» Task brief:
Gather each line in the entries that includes the string "NATURAL".

>> BEGIN Source records

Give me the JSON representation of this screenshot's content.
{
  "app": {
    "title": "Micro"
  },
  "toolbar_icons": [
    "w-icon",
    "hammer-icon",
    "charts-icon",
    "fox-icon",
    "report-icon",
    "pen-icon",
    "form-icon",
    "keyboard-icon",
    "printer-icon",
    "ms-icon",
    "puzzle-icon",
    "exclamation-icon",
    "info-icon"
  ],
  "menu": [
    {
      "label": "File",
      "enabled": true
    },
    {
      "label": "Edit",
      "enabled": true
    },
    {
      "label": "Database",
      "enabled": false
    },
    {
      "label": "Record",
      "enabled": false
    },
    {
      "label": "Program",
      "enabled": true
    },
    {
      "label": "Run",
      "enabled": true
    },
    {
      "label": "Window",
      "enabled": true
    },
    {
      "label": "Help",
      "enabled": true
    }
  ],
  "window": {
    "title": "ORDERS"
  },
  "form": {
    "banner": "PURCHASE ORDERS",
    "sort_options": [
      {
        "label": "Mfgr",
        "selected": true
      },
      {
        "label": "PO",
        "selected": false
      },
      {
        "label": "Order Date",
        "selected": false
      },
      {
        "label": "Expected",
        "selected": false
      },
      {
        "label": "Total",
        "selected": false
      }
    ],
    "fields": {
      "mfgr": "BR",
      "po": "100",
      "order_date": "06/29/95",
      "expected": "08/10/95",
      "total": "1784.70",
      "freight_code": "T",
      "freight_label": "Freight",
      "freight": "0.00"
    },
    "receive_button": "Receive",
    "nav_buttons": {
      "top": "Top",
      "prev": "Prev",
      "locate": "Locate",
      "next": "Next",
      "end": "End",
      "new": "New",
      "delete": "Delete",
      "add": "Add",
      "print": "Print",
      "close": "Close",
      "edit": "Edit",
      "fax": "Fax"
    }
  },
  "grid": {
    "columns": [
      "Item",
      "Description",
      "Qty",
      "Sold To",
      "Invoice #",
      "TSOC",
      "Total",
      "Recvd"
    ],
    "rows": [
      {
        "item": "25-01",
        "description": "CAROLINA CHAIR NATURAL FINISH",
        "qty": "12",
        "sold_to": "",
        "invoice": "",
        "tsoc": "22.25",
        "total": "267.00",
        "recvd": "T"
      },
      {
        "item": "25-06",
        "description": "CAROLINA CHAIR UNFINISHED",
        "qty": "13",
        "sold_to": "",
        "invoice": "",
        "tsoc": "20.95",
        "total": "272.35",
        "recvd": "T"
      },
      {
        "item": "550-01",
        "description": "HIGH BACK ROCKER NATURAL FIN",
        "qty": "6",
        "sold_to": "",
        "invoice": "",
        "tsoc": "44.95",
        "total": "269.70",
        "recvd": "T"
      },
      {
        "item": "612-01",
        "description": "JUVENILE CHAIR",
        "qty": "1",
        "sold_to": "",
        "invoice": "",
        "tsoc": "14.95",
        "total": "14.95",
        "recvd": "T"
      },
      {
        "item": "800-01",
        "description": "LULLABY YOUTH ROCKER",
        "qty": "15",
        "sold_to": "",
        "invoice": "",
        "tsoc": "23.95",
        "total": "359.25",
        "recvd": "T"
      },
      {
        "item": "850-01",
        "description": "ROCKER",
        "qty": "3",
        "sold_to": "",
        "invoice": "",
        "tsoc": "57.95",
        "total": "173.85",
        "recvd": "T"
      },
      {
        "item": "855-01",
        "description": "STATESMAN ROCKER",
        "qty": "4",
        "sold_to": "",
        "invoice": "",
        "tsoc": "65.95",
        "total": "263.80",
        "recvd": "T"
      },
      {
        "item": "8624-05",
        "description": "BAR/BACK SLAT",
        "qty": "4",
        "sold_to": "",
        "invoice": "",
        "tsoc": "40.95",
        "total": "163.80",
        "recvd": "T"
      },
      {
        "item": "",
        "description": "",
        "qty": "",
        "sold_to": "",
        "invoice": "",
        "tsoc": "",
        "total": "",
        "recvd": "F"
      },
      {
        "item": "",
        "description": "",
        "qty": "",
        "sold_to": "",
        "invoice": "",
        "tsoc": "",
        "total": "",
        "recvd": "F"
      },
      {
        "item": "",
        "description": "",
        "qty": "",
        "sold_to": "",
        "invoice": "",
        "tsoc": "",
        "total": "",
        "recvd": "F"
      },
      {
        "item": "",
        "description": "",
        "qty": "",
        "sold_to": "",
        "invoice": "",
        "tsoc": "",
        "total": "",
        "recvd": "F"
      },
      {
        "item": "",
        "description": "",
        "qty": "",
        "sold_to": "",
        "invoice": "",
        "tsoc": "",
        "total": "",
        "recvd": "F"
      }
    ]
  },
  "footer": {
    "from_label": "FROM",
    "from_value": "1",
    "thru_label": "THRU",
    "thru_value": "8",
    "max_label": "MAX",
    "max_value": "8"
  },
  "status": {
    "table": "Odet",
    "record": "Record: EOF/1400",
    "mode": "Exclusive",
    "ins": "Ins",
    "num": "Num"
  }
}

>> END Source records

» Final result:
        "description": "CAROLINA CHAIR NATURAL FINISH",
        "description": "HIGH BACK ROCKER NATURAL FIN",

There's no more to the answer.